::: GIVEN RECORDS
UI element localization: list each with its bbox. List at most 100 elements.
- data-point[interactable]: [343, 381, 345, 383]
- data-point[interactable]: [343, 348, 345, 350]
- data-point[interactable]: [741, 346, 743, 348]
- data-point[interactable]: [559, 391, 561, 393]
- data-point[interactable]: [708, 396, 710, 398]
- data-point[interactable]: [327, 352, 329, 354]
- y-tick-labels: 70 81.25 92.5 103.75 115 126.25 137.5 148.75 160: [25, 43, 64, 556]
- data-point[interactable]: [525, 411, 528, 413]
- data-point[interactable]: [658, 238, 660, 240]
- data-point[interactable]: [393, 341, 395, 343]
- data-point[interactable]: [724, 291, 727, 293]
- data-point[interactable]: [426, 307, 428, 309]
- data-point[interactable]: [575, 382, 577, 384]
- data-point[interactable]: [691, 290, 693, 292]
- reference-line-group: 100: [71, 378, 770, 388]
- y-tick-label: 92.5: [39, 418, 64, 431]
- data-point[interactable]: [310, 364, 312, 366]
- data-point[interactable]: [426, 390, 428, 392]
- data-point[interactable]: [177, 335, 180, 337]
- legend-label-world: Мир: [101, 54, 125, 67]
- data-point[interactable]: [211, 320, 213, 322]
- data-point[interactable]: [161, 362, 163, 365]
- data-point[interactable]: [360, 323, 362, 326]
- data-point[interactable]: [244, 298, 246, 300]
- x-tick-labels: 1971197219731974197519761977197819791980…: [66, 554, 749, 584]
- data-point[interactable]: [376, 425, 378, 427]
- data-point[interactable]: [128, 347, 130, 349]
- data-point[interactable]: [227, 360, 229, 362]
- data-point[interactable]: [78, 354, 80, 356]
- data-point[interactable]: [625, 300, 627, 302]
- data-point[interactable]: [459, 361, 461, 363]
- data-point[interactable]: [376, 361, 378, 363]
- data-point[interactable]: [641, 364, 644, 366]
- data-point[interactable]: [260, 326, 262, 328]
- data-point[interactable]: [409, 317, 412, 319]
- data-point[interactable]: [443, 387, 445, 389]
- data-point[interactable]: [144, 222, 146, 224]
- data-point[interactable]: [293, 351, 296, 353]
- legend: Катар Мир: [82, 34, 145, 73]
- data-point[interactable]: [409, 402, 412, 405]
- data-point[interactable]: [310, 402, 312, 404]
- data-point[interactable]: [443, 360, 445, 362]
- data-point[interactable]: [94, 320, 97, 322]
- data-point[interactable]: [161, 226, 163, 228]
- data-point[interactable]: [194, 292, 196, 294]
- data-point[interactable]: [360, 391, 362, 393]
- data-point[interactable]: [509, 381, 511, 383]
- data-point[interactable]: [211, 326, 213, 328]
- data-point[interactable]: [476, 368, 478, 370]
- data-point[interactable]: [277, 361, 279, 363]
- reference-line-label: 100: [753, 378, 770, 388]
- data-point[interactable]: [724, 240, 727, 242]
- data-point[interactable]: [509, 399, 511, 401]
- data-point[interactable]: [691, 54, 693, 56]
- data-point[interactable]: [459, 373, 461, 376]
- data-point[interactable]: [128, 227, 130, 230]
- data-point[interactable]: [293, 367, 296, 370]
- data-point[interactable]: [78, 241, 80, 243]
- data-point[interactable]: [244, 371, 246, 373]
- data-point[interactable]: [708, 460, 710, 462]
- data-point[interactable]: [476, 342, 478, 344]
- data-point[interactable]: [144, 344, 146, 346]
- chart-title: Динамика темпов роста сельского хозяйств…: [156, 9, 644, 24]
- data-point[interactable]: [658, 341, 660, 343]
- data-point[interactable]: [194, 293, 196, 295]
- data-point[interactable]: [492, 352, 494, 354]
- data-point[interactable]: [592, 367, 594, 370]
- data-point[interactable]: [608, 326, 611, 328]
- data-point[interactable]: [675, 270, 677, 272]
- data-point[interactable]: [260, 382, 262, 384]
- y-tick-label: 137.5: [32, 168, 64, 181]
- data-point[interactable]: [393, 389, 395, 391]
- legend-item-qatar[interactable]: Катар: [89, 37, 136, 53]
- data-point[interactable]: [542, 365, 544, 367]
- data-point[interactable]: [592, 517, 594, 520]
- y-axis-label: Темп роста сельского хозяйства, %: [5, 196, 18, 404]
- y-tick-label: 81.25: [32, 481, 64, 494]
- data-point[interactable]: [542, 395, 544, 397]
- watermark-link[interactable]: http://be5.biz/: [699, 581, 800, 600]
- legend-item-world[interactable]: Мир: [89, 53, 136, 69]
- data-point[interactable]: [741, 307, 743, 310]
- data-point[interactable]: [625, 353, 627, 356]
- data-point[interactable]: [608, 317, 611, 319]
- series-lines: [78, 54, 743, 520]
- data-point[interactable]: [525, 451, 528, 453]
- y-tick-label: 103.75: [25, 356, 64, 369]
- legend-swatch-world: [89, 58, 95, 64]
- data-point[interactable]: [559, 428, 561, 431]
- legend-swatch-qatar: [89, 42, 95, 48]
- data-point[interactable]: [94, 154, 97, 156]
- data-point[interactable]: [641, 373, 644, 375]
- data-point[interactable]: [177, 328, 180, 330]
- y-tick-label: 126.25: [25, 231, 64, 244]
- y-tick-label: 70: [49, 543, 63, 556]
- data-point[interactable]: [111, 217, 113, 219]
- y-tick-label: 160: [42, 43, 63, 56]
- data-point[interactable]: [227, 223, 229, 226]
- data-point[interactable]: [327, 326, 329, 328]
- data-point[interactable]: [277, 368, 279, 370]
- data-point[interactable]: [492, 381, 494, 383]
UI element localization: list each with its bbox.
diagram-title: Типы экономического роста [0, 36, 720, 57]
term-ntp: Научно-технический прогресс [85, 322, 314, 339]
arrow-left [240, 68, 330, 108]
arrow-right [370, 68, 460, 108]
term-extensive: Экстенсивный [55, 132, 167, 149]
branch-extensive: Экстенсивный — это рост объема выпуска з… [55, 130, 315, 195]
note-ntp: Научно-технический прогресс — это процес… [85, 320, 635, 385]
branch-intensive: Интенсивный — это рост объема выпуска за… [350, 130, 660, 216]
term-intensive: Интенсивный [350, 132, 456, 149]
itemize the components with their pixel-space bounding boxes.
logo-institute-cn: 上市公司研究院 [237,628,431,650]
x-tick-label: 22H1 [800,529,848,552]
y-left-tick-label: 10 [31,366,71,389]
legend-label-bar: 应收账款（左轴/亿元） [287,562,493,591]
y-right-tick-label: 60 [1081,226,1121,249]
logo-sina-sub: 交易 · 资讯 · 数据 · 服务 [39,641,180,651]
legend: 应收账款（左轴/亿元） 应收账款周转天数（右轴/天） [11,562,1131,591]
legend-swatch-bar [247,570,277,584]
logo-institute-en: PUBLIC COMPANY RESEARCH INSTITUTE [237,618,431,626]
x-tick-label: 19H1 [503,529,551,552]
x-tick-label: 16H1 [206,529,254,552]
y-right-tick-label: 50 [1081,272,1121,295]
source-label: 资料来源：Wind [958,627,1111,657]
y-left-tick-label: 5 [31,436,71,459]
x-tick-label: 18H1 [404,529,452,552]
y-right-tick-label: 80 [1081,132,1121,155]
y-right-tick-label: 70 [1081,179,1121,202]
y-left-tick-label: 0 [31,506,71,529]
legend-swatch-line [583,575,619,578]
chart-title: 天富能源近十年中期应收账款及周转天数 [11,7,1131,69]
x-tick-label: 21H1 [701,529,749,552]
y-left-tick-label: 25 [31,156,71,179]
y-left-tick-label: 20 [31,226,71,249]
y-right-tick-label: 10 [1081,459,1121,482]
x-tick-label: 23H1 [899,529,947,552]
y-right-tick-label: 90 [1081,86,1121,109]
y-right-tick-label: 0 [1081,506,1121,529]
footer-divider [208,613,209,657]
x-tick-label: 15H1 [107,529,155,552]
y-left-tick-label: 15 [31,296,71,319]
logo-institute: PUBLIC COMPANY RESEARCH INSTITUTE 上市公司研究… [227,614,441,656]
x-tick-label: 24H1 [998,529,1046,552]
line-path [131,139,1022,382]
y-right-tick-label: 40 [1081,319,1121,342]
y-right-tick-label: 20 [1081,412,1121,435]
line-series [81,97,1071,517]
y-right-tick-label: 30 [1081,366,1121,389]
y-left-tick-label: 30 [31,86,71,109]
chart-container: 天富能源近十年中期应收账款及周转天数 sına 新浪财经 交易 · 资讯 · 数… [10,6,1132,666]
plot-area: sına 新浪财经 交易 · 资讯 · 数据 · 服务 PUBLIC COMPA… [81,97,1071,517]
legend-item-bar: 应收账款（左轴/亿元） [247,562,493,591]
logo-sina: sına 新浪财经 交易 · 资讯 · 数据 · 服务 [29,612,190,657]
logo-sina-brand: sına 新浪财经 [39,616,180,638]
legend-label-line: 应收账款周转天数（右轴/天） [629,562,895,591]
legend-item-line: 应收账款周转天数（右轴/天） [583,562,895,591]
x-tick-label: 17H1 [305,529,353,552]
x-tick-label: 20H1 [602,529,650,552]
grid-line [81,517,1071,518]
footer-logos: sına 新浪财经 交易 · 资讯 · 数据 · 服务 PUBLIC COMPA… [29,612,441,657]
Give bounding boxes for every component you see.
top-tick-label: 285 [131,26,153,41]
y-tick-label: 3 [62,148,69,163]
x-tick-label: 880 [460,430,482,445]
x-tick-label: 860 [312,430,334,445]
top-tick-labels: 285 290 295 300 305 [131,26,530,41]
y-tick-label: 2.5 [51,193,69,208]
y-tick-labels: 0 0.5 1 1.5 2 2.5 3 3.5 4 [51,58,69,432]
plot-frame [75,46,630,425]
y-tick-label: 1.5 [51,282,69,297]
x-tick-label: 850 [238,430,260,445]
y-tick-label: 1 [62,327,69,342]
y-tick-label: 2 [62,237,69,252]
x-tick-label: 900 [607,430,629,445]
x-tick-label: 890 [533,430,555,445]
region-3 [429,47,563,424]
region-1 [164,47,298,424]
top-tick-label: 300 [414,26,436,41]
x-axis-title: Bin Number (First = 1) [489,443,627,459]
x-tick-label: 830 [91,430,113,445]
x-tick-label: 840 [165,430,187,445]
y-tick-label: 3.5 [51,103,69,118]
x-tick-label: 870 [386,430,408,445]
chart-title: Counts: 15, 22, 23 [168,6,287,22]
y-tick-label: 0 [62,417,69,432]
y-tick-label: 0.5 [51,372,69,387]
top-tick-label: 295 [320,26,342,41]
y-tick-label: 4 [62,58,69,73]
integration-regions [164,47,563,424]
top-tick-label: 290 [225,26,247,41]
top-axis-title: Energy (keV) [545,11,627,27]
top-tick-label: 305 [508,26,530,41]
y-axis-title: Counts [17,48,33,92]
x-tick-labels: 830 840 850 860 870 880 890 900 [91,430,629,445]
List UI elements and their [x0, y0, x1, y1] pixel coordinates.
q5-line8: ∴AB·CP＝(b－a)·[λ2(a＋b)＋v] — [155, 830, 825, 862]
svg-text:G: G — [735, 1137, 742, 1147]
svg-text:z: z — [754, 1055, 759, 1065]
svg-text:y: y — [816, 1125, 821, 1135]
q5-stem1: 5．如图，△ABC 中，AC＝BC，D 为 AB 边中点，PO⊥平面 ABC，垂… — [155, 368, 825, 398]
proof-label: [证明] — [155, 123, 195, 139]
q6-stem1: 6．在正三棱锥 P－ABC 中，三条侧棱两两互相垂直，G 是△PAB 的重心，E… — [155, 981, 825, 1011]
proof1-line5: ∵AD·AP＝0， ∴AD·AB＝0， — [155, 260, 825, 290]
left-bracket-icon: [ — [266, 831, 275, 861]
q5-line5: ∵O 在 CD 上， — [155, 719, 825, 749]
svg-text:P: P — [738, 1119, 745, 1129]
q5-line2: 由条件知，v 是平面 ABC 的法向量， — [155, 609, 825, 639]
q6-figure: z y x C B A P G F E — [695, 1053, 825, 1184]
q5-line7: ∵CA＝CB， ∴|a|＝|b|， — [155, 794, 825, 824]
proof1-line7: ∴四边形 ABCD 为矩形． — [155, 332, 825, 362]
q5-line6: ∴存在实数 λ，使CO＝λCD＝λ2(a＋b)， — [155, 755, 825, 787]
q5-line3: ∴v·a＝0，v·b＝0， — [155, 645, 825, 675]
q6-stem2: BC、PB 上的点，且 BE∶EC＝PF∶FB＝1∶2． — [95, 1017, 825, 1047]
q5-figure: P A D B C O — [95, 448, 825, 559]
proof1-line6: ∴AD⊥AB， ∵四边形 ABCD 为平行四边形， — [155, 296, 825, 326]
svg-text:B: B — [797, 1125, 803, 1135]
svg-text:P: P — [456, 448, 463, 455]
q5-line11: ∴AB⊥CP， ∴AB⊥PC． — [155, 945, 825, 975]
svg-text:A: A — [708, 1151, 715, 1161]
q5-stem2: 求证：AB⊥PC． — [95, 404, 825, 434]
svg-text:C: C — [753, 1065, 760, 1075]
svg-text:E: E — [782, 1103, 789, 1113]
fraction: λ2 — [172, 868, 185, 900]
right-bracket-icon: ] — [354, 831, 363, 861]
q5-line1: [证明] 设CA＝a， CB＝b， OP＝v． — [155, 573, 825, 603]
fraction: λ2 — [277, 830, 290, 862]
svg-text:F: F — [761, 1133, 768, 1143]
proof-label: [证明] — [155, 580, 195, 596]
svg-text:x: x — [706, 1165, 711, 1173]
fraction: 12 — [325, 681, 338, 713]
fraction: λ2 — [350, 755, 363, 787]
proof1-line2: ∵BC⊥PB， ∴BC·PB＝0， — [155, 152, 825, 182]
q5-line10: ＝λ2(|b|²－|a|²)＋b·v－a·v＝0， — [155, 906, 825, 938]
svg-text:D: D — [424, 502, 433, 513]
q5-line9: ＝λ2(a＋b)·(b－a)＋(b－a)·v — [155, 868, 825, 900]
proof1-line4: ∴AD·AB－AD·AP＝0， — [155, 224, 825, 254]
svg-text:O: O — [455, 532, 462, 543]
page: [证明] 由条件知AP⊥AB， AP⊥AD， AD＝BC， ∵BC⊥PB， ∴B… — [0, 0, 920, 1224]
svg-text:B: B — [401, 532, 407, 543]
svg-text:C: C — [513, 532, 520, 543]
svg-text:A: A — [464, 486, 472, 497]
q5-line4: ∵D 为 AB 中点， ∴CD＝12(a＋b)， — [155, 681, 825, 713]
::::::
**TASK INSTRUCTIONS**
Reproduce the records from their first line through the line containing "- data-point[interactable]: [625, 300, 627, 302]", replacing "reference-line-group" with "baseline-group" and leaving everything else unchanged.

**OUTPUT OF THE TASK**
UI element localization: list each with its bbox. List at most 100 elements.
- data-point[interactable]: [343, 381, 345, 383]
- data-point[interactable]: [343, 348, 345, 350]
- data-point[interactable]: [741, 346, 743, 348]
- data-point[interactable]: [559, 391, 561, 393]
- data-point[interactable]: [708, 396, 710, 398]
- data-point[interactable]: [327, 352, 329, 354]
- y-tick-labels: 70 81.25 92.5 103.75 115 126.25 137.5 148.75 160: [25, 43, 64, 556]
- data-point[interactable]: [525, 411, 528, 413]
- data-point[interactable]: [658, 238, 660, 240]
- data-point[interactable]: [393, 341, 395, 343]
- data-point[interactable]: [724, 291, 727, 293]
- data-point[interactable]: [426, 307, 428, 309]
- data-point[interactable]: [575, 382, 577, 384]
- data-point[interactable]: [691, 290, 693, 292]
- baseline-group: 100: [71, 378, 770, 388]
- y-tick-label: 92.5: [39, 418, 64, 431]
- data-point[interactable]: [310, 364, 312, 366]
- data-point[interactable]: [426, 390, 428, 392]
- data-point[interactable]: [177, 335, 180, 337]
- legend-label-world: Мир: [101, 54, 125, 67]
- data-point[interactable]: [211, 320, 213, 322]
- data-point[interactable]: [161, 362, 163, 365]
- data-point[interactable]: [360, 323, 362, 326]
- data-point[interactable]: [244, 298, 246, 300]
- x-tick-labels: 1971197219731974197519761977197819791980…: [66, 554, 749, 584]
- data-point[interactable]: [376, 425, 378, 427]
- data-point[interactable]: [128, 347, 130, 349]
- data-point[interactable]: [227, 360, 229, 362]
- data-point[interactable]: [78, 354, 80, 356]
- data-point[interactable]: [625, 300, 627, 302]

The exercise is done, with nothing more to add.